WHAT TO PRODUCE =>
Reproduce only the lines that begin at the line with "Type out the text in this image." and run to the end of the entries; omit every picture.

[A run of records]

+++++

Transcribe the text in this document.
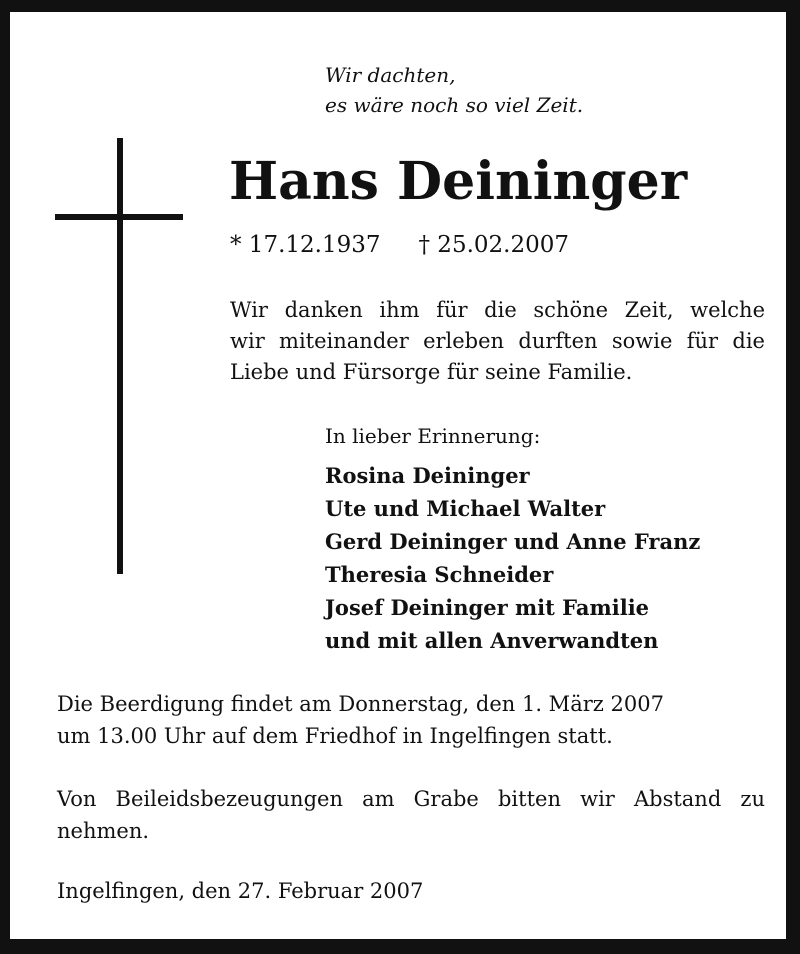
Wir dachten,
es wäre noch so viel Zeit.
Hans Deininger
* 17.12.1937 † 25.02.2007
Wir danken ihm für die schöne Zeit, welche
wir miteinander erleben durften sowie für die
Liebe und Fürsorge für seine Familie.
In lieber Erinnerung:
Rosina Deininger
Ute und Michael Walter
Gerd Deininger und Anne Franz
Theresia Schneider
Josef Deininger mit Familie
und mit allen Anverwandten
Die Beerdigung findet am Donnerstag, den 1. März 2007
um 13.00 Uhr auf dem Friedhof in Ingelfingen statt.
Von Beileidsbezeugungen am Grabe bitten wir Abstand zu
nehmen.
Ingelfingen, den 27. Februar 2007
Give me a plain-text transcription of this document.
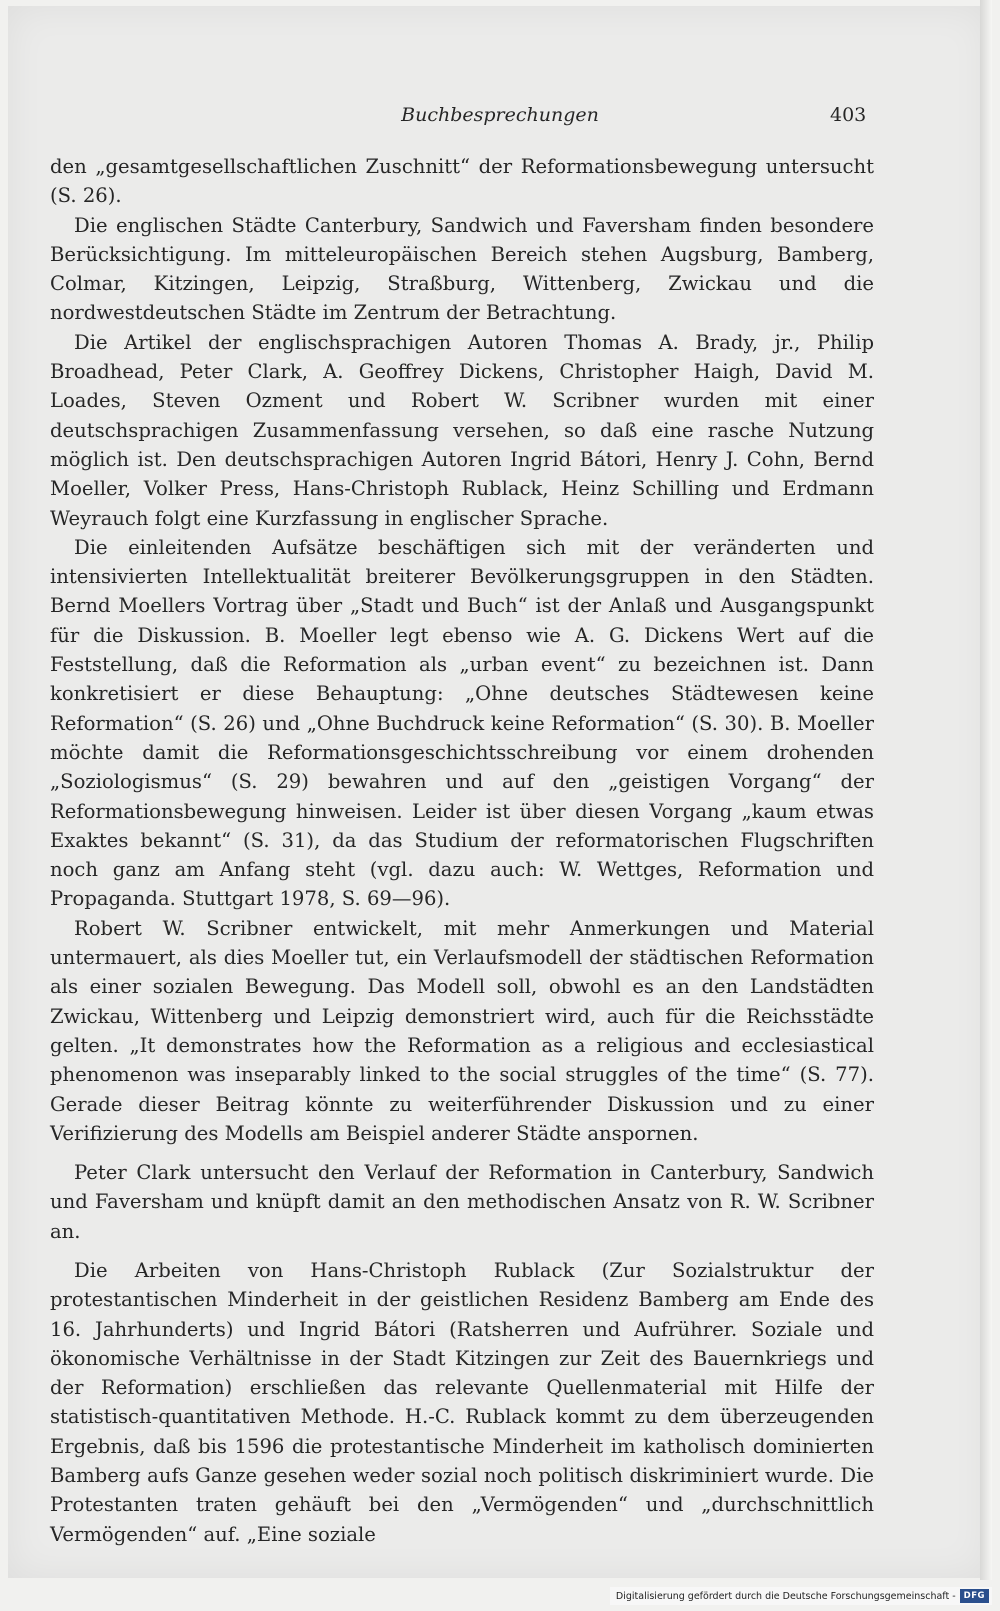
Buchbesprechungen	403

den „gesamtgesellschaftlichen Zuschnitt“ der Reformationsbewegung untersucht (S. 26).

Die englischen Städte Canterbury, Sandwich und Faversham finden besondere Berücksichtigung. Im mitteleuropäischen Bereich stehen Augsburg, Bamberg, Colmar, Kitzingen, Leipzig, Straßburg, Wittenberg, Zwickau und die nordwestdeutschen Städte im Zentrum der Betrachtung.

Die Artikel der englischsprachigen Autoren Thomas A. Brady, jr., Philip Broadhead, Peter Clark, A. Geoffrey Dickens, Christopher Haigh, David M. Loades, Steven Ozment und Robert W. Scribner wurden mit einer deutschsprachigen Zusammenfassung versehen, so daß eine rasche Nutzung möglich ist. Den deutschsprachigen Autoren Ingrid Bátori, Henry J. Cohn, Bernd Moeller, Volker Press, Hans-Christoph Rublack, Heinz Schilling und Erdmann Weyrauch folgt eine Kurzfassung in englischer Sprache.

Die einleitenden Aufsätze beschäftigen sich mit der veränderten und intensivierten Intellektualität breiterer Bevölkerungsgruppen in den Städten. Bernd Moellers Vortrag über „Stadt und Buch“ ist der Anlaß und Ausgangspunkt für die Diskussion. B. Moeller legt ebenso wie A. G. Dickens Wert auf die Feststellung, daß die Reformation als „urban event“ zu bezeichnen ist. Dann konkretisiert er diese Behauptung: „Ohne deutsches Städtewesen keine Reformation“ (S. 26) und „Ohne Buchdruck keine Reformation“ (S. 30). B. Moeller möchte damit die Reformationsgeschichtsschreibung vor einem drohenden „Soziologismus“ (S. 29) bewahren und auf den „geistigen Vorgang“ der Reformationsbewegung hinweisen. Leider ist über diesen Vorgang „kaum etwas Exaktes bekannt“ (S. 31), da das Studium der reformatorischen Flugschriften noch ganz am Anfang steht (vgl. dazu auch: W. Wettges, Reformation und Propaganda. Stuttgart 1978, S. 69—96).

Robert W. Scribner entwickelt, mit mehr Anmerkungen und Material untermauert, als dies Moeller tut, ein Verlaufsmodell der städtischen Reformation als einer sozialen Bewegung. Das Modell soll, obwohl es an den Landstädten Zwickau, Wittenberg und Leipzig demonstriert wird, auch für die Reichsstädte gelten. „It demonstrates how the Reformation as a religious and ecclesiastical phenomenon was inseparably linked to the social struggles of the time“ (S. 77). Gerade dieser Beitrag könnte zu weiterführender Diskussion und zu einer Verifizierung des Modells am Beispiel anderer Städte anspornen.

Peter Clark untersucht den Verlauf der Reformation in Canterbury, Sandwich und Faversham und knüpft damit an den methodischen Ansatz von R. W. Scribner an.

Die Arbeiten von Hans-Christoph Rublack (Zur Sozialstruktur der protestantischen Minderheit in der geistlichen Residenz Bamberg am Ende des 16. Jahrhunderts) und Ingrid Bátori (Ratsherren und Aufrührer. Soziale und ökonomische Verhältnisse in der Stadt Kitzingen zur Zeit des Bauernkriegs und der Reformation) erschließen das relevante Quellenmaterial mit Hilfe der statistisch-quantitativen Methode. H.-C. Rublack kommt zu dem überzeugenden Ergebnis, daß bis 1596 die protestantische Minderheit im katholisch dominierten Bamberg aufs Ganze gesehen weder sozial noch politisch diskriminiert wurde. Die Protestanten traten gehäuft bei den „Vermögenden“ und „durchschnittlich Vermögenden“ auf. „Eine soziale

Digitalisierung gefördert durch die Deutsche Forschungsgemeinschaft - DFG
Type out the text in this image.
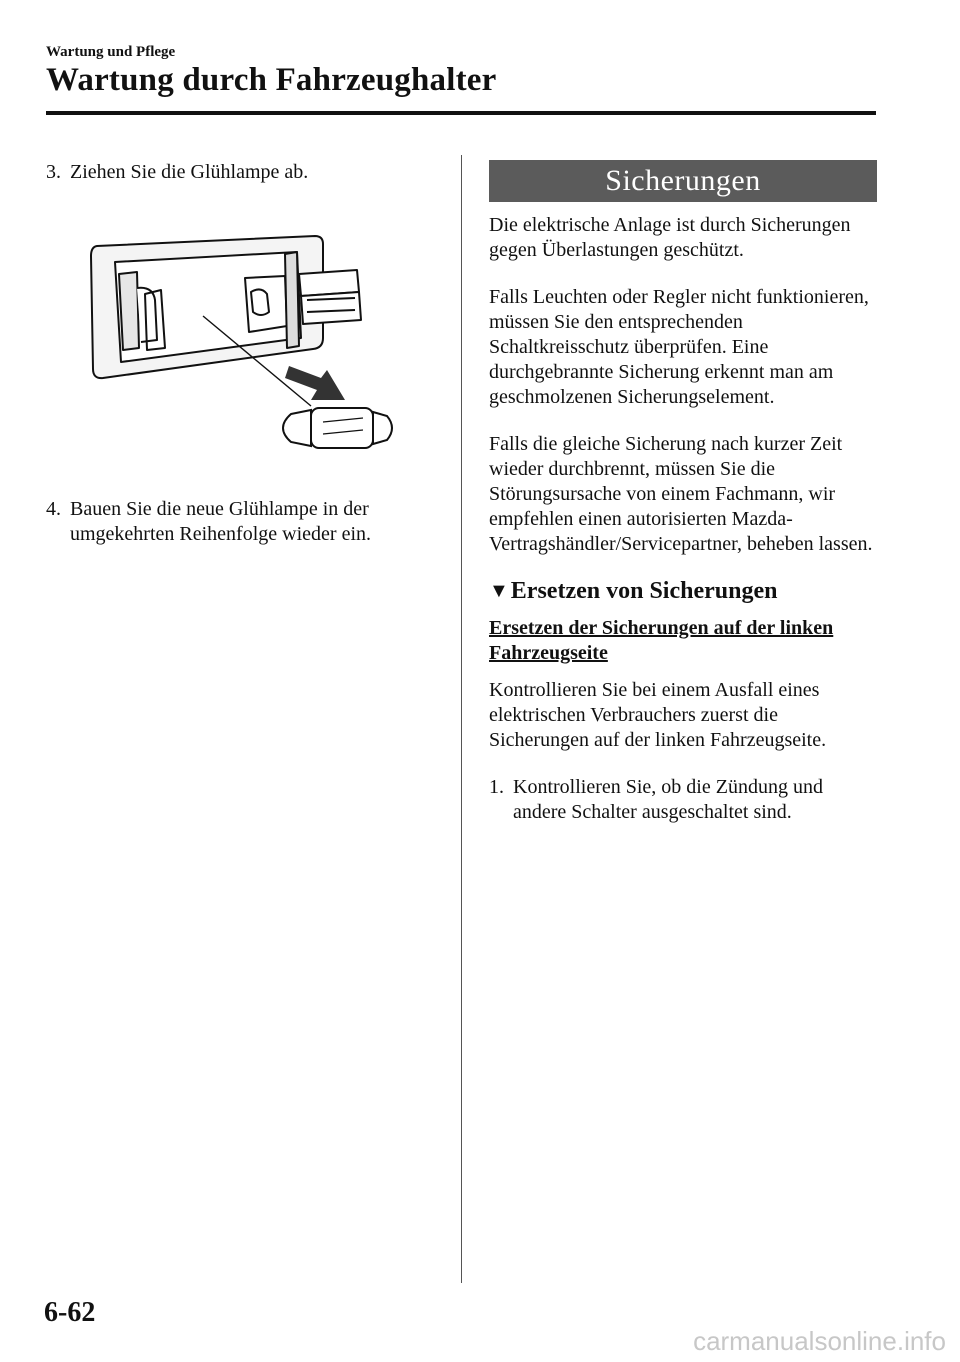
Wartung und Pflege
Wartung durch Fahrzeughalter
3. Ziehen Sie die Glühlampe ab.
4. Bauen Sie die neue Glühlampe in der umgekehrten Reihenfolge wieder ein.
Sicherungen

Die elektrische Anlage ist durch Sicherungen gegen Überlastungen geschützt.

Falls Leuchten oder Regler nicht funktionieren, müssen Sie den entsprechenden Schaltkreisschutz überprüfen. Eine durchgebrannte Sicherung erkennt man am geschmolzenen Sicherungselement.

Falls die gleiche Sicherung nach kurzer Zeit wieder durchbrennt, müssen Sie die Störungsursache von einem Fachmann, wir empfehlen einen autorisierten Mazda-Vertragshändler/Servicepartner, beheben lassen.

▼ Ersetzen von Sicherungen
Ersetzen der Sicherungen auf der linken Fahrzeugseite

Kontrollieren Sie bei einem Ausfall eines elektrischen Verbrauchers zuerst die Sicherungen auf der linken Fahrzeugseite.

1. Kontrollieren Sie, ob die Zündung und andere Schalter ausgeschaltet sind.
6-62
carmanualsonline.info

+++++

TASK ANSWER =>
Type out the text in this image.
Wartung und Pflege
Wartung durch Fahrzeughalter
3. Ziehen Sie die Glühlampe ab.
4. Bauen Sie die neue Glühlampe in der umgekehrten Reihenfolge wieder ein.
Sicherungen

Die elektrische Anlage ist durch Sicherungen gegen Überlastungen geschützt.

Falls Leuchten oder Regler nicht funktionieren, müssen Sie den entsprechenden Schaltkreisschutz überprüfen. Eine durchgebrannte Sicherung erkennt man am geschmolzenen Sicherungselement.

Falls die gleiche Sicherung nach kurzer Zeit wieder durchbrennt, müssen Sie die Störungsursache von einem Fachmann, wir empfehlen einen autorisierten Mazda-Vertragshändler/Servicepartner, beheben lassen.

▼ Ersetzen von Sicherungen
Ersetzen der Sicherungen auf der linken Fahrzeugseite

Kontrollieren Sie bei einem Ausfall eines elektrischen Verbrauchers zuerst die Sicherungen auf der linken Fahrzeugseite.

1. Kontrollieren Sie, ob die Zündung und andere Schalter ausgeschaltet sind.
6-62
carmanualsonline.info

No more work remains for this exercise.